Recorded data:
......

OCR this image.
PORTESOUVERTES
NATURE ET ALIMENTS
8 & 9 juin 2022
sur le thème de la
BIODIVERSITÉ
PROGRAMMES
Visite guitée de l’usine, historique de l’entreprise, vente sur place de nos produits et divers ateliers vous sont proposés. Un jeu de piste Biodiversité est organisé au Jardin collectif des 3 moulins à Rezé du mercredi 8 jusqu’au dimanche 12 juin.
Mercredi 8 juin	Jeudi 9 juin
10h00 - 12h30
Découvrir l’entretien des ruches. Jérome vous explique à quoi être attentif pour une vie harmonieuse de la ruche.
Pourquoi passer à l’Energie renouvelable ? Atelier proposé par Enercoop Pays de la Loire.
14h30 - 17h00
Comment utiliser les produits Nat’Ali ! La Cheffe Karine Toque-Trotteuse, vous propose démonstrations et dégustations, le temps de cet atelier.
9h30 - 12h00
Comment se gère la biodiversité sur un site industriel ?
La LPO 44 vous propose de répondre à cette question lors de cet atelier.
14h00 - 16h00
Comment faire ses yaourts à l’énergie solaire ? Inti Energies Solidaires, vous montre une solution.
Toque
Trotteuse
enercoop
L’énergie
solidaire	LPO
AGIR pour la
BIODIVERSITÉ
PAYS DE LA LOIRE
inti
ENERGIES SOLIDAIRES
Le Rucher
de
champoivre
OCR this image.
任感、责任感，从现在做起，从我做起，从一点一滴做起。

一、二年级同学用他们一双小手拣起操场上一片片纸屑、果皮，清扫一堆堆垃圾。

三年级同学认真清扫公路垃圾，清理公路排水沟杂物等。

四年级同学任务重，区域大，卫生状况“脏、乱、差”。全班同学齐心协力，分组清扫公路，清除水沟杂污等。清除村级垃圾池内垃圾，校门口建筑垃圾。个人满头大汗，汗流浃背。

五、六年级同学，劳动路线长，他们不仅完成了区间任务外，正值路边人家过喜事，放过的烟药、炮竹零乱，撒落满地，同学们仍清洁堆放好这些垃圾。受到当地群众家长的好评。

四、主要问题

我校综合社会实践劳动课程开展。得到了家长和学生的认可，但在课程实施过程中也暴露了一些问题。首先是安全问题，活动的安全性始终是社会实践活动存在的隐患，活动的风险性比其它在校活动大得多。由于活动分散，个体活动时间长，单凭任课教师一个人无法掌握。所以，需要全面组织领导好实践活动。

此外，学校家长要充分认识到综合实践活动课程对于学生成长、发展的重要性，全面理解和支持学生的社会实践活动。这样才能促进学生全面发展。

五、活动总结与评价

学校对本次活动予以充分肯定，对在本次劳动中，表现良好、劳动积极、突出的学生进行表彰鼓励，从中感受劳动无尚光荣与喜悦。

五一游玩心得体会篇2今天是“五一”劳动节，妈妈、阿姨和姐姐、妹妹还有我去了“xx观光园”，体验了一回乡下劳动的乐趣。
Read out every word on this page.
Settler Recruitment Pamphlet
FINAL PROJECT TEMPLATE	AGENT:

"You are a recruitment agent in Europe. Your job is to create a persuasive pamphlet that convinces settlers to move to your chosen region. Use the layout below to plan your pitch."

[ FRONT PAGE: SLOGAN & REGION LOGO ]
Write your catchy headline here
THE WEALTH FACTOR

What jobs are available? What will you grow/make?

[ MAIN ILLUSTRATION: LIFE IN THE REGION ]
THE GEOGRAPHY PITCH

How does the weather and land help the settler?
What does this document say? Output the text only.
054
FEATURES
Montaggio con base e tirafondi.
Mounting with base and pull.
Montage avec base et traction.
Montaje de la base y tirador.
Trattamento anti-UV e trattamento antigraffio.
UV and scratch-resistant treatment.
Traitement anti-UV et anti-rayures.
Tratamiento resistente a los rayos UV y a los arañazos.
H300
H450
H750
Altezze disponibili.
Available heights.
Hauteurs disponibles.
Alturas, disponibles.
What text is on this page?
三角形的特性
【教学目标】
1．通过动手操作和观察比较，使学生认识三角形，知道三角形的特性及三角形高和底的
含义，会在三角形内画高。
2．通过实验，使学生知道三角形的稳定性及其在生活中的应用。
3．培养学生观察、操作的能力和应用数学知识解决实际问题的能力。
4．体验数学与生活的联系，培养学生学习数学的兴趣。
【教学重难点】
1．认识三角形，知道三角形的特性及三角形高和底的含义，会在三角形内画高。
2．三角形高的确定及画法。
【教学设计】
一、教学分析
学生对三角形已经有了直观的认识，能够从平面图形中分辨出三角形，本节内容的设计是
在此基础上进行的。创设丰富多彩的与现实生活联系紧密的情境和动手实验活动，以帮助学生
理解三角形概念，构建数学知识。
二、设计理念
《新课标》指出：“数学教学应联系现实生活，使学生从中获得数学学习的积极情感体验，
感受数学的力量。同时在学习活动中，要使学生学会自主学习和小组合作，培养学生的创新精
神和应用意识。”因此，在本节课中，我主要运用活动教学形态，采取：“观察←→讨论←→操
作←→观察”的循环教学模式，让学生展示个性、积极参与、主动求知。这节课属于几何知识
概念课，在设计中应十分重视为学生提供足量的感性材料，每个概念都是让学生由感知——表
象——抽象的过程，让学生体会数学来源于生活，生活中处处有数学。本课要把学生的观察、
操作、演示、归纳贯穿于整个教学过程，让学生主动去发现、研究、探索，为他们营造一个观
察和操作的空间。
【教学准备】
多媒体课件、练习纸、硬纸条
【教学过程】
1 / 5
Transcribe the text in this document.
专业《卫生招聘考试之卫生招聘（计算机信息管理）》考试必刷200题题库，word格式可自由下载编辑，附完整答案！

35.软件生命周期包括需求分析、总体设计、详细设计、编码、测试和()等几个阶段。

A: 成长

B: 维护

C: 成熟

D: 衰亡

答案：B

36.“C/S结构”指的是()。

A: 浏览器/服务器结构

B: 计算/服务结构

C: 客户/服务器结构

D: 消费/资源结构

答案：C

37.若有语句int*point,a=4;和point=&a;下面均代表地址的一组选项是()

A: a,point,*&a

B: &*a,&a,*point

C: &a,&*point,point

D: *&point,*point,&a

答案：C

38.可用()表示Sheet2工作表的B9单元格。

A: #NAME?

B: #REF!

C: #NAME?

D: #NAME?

......

Task: Transcribe the records above exactly as they appear.

Task answer:
OCR this image.
PORTESOUVERTES
NATURE ET ALIMENTS
8 & 9 juin 2022
sur le thème de la
BIODIVERSITÉ
PROGRAMMES
Visite guitée de l’usine, historique de l’entreprise, vente sur place de nos produits et divers ateliers vous sont proposés. Un jeu de piste Biodiversité est organisé au Jardin collectif des 3 moulins à Rezé du mercredi 8 jusqu’au dimanche 12 juin.
Mercredi 8 juin	Jeudi 9 juin
10h00 - 12h30
Découvrir l’entretien des ruches. Jérome vous explique à quoi être attentif pour une vie harmonieuse de la ruche.
Pourquoi passer à l’Energie renouvelable ? Atelier proposé par Enercoop Pays de la Loire.
14h30 - 17h00
Comment utiliser les produits Nat’Ali ! La Cheffe Karine Toque-Trotteuse, vous propose démonstrations et dégustations, le temps de cet atelier.
9h30 - 12h00
Comment se gère la biodiversité sur un site industriel ?
La LPO 44 vous propose de répondre à cette question lors de cet atelier.
14h00 - 16h00
Comment faire ses yaourts à l’énergie solaire ? Inti Energies Solidaires, vous montre une solution.
Toque
Trotteuse
enercoop
L’énergie
solidaire	LPO
AGIR pour la
BIODIVERSITÉ
PAYS DE LA LOIRE
inti
ENERGIES SOLIDAIRES
Le Rucher
de
champoivre
OCR this image.
任感、责任感，从现在做起，从我做起，从一点一滴做起。

一、二年级同学用他们一双小手拣起操场上一片片纸屑、果皮，清扫一堆堆垃圾。

三年级同学认真清扫公路垃圾，清理公路排水沟杂物等。

四年级同学任务重，区域大，卫生状况“脏、乱、差”。全班同学齐心协力，分组清扫公路，清除水沟杂污等。清除村级垃圾池内垃圾，校门口建筑垃圾。个人满头大汗，汗流浃背。

五、六年级同学，劳动路线长，他们不仅完成了区间任务外，正值路边人家过喜事，放过的烟药、炮竹零乱，撒落满地，同学们仍清洁堆放好这些垃圾。受到当地群众家长的好评。

四、主要问题

我校综合社会实践劳动课程开展。得到了家长和学生的认可，但在课程实施过程中也暴露了一些问题。首先是安全问题，活动的安全性始终是社会实践活动存在的隐患，活动的风险性比其它在校活动大得多。由于活动分散，个体活动时间长，单凭任课教师一个人无法掌握。所以，需要全面组织领导好实践活动。

此外，学校家长要充分认识到综合实践活动课程对于学生成长、发展的重要性，全面理解和支持学生的社会实践活动。这样才能促进学生全面发展。

五、活动总结与评价

学校对本次活动予以充分肯定，对在本次劳动中，表现良好、劳动积极、突出的学生进行表彰鼓励，从中感受劳动无尚光荣与喜悦。

五一游玩心得体会篇2今天是“五一”劳动节，妈妈、阿姨和姐姐、妹妹还有我去了“xx观光园”，体验了一回乡下劳动的乐趣。
Read out every word on this page.
Settler Recruitment Pamphlet
FINAL PROJECT TEMPLATE	AGENT:

"You are a recruitment agent in Europe. Your job is to create a persuasive pamphlet that convinces settlers to move to your chosen region. Use the layout below to plan your pitch."

[ FRONT PAGE: SLOGAN & REGION LOGO ]
Write your catchy headline here
THE WEALTH FACTOR

What jobs are available? What will you grow/make?

[ MAIN ILLUSTRATION: LIFE IN THE REGION ]
THE GEOGRAPHY PITCH

How does the weather and land help the settler?
What does this document say? Output the text only.
054
FEATURES
Montaggio con base e tirafondi.
Mounting with base and pull.
Montage avec base et traction.
Montaje de la base y tirador.
Trattamento anti-UV e trattamento antigraffio.
UV and scratch-resistant treatment.
Traitement anti-UV et anti-rayures.
Tratamiento resistente a los rayos UV y a los arañazos.
H300
H450
H750
Altezze disponibili.
Available heights.
Hauteurs disponibles.
Alturas, disponibles.
What text is on this page?
三角形的特性
【教学目标】
1．通过动手操作和观察比较，使学生认识三角形，知道三角形的特性及三角形高和底的
含义，会在三角形内画高。
2．通过实验，使学生知道三角形的稳定性及其在生活中的应用。
3．培养学生观察、操作的能力和应用数学知识解决实际问题的能力。
4．体验数学与生活的联系，培养学生学习数学的兴趣。
【教学重难点】
1．认识三角形，知道三角形的特性及三角形高和底的含义，会在三角形内画高。
2．三角形高的确定及画法。
【教学设计】
一、教学分析
学生对三角形已经有了直观的认识，能够从平面图形中分辨出三角形，本节内容的设计是
在此基础上进行的。创设丰富多彩的与现实生活联系紧密的情境和动手实验活动，以帮助学生
理解三角形概念，构建数学知识。
二、设计理念
《新课标》指出：“数学教学应联系现实生活，使学生从中获得数学学习的积极情感体验，
感受数学的力量。同时在学习活动中，要使学生学会自主学习和小组合作，培养学生的创新精
神和应用意识。”因此，在本节课中，我主要运用活动教学形态，采取：“观察←→讨论←→操
作←→观察”的循环教学模式，让学生展示个性、积极参与、主动求知。这节课属于几何知识
概念课，在设计中应十分重视为学生提供足量的感性材料，每个概念都是让学生由感知——表
象——抽象的过程，让学生体会数学来源于生活，生活中处处有数学。本课要把学生的观察、
操作、演示、归纳贯穿于整个教学过程，让学生主动去发现、研究、探索，为他们营造一个观
察和操作的空间。
【教学准备】
多媒体课件、练习纸、硬纸条
【教学过程】
1 / 5
Transcribe the text in this document.
专业《卫生招聘考试之卫生招聘（计算机信息管理）》考试必刷200题题库，word格式可自由下载编辑，附完整答案！

35.软件生命周期包括需求分析、总体设计、详细设计、编码、测试和()等几个阶段。

A: 成长

B: 维护

C: 成熟

D: 衰亡

答案：B

36.“C/S结构”指的是()。

A: 浏览器/服务器结构

B: 计算/服务结构

C: 客户/服务器结构

D: 消费/资源结构

答案：C

37.若有语句int*point,a=4;和point=&a;下面均代表地址的一组选项是()

A: a,point,*&a

B: &*a,&a,*point

C: &a,&*point,point

D: *&point,*point,&a

答案：C

38.可用()表示Sheet2工作表的B9单元格。

A: #NAME?

B: #REF!

C: #NAME?

D: #NAME?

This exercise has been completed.